• Aim of the task:
Check every line below for the word "When" and copy each one that has it.

• Record list:
▬▬▬▬▬▬
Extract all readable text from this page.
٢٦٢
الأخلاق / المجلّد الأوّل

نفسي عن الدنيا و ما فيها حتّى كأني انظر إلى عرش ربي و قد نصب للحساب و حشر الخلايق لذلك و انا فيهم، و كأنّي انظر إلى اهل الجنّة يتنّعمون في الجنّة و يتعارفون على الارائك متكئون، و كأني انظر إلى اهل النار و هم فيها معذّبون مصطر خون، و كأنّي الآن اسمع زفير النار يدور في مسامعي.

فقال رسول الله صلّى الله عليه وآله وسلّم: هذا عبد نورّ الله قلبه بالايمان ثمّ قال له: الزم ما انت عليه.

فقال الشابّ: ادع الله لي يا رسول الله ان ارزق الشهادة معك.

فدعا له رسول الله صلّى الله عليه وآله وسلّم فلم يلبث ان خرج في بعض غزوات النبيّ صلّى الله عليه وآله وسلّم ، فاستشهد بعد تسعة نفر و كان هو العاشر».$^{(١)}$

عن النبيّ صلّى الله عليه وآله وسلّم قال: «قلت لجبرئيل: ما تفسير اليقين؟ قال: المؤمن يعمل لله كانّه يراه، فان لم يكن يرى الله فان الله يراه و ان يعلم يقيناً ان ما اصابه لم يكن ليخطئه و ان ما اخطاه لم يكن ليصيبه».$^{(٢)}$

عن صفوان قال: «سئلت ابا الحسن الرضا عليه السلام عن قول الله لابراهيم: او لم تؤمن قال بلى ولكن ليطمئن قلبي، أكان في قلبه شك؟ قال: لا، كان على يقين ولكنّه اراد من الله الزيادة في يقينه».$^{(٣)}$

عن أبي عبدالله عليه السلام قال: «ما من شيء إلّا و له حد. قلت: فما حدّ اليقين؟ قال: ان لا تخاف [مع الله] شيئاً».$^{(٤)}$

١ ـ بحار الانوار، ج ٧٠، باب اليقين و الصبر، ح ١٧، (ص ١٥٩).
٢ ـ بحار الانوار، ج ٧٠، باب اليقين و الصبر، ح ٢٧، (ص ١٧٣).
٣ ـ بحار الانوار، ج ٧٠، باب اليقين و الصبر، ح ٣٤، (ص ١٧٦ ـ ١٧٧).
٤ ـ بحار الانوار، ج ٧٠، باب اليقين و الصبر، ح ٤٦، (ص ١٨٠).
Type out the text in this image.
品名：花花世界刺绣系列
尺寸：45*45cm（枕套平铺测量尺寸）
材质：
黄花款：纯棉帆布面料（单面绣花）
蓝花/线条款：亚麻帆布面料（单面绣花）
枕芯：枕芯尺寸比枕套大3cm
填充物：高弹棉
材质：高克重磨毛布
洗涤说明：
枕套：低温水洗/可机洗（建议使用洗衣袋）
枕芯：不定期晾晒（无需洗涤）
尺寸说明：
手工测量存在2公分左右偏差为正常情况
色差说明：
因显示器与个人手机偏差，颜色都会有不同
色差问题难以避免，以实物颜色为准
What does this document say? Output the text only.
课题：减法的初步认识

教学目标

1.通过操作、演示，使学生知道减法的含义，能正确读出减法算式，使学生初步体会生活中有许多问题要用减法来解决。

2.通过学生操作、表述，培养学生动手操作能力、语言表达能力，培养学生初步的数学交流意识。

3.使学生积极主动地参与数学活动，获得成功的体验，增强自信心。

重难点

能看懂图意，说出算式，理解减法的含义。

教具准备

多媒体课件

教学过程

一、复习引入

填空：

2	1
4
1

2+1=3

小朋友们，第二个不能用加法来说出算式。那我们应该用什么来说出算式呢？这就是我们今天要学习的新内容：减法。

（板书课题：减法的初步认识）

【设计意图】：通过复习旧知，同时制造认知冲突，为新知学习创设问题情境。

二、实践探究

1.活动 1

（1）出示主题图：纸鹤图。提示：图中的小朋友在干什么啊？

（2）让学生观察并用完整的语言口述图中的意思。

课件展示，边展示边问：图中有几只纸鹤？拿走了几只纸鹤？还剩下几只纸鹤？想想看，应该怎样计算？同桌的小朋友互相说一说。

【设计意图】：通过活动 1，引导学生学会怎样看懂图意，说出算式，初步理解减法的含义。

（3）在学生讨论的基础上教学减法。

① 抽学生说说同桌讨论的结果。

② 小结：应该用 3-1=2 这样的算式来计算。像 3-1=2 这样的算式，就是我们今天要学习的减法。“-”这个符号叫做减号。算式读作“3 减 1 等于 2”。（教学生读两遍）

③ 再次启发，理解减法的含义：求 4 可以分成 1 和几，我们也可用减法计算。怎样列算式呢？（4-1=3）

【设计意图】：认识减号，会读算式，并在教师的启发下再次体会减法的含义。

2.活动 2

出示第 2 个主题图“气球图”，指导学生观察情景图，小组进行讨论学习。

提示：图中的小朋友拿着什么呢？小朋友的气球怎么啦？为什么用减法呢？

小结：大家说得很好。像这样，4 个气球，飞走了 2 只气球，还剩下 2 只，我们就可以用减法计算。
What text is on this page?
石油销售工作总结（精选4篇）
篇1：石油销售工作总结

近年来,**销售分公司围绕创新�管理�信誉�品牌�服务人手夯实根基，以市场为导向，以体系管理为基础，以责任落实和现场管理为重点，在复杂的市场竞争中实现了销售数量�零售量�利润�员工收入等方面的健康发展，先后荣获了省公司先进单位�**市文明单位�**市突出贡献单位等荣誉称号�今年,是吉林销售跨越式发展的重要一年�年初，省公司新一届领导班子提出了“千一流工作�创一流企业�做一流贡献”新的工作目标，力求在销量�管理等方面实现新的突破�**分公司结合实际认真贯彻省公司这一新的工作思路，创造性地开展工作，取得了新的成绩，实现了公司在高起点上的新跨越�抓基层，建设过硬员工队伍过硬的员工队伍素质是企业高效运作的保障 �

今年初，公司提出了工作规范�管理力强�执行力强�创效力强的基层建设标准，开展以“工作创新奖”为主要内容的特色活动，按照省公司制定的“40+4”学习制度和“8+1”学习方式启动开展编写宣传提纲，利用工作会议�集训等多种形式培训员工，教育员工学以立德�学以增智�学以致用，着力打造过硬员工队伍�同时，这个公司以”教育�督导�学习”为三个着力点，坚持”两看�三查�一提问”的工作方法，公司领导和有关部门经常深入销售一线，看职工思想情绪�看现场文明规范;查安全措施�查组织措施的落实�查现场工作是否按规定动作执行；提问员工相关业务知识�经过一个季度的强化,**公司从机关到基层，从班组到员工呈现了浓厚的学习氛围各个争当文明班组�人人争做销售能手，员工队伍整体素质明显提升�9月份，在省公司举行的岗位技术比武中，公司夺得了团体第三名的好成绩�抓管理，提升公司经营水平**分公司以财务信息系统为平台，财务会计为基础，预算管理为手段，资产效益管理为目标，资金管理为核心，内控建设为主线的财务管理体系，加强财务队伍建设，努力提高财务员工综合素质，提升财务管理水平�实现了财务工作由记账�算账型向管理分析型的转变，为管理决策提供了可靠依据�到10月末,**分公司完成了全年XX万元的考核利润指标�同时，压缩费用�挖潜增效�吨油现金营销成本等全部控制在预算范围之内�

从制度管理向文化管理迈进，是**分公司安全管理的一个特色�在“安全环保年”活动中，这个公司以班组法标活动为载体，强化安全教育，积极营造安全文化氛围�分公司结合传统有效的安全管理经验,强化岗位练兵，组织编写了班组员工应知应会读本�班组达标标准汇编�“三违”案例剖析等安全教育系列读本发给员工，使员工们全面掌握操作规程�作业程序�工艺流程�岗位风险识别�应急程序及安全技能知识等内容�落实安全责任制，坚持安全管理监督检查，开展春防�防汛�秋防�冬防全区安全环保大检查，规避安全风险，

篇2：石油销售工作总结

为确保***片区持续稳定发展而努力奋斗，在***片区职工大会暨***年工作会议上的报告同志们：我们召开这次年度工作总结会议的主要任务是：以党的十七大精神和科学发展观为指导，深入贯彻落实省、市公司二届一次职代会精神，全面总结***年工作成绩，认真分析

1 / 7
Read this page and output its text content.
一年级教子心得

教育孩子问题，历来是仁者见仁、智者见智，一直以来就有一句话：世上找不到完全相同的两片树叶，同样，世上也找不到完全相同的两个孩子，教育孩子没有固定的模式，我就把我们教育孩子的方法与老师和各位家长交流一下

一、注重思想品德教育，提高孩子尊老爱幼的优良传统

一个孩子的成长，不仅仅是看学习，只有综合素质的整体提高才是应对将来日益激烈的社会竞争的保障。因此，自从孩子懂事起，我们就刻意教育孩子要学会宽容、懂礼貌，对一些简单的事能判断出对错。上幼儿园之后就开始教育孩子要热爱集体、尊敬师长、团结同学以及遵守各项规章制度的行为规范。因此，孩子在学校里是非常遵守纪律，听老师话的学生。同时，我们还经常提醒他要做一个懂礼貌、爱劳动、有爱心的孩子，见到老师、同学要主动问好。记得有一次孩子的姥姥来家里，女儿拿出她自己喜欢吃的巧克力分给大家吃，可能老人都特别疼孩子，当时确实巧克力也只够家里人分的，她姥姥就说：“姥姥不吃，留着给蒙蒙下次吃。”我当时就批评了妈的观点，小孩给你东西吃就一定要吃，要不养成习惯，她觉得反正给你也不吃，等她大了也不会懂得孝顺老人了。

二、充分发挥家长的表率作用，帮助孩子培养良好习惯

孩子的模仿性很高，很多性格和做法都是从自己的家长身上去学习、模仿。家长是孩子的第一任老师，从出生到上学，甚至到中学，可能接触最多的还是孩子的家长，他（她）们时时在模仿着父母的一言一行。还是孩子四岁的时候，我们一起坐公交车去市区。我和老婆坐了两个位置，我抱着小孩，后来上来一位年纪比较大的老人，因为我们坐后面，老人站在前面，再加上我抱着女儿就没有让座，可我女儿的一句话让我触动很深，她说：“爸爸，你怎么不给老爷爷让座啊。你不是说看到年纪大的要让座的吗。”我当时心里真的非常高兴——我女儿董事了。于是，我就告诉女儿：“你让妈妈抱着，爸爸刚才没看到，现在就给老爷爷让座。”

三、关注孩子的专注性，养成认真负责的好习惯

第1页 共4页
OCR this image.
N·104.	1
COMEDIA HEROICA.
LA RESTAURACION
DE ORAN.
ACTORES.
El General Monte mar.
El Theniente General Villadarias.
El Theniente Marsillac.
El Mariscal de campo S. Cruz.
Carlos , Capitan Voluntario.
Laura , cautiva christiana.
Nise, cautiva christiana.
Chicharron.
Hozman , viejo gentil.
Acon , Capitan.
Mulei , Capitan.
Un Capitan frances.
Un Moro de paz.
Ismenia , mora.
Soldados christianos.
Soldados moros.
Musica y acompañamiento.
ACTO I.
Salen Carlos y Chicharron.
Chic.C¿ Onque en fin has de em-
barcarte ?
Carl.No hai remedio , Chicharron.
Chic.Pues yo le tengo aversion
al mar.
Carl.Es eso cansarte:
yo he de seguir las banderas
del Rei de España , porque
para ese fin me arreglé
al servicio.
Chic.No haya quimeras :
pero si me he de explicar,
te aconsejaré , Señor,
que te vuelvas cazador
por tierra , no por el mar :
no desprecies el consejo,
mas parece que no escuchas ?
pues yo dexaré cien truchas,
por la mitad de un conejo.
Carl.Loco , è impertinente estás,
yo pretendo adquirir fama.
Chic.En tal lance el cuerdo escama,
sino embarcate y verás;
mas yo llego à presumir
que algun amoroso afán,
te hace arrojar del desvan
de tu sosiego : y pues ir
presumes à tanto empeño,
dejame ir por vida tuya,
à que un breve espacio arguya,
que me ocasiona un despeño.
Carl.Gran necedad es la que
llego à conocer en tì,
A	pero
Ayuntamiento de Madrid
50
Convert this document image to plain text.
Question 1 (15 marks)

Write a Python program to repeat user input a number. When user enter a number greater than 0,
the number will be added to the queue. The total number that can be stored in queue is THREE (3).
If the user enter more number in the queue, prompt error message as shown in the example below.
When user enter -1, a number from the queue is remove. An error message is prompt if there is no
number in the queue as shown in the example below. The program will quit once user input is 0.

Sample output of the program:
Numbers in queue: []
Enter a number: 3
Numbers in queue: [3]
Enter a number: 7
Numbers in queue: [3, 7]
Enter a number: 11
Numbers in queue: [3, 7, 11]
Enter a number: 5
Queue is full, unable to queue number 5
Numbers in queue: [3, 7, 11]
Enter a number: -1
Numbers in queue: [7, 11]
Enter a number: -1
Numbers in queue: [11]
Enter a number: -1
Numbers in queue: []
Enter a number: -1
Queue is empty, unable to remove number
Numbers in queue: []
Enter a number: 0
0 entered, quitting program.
▬▬▬▬▬▬
• Exercise response:
Write a Python program to repeat user input a number. When user enter a number greater than 0,
When user enter -1, a number from the queue is remove. An error message is prompt if there is no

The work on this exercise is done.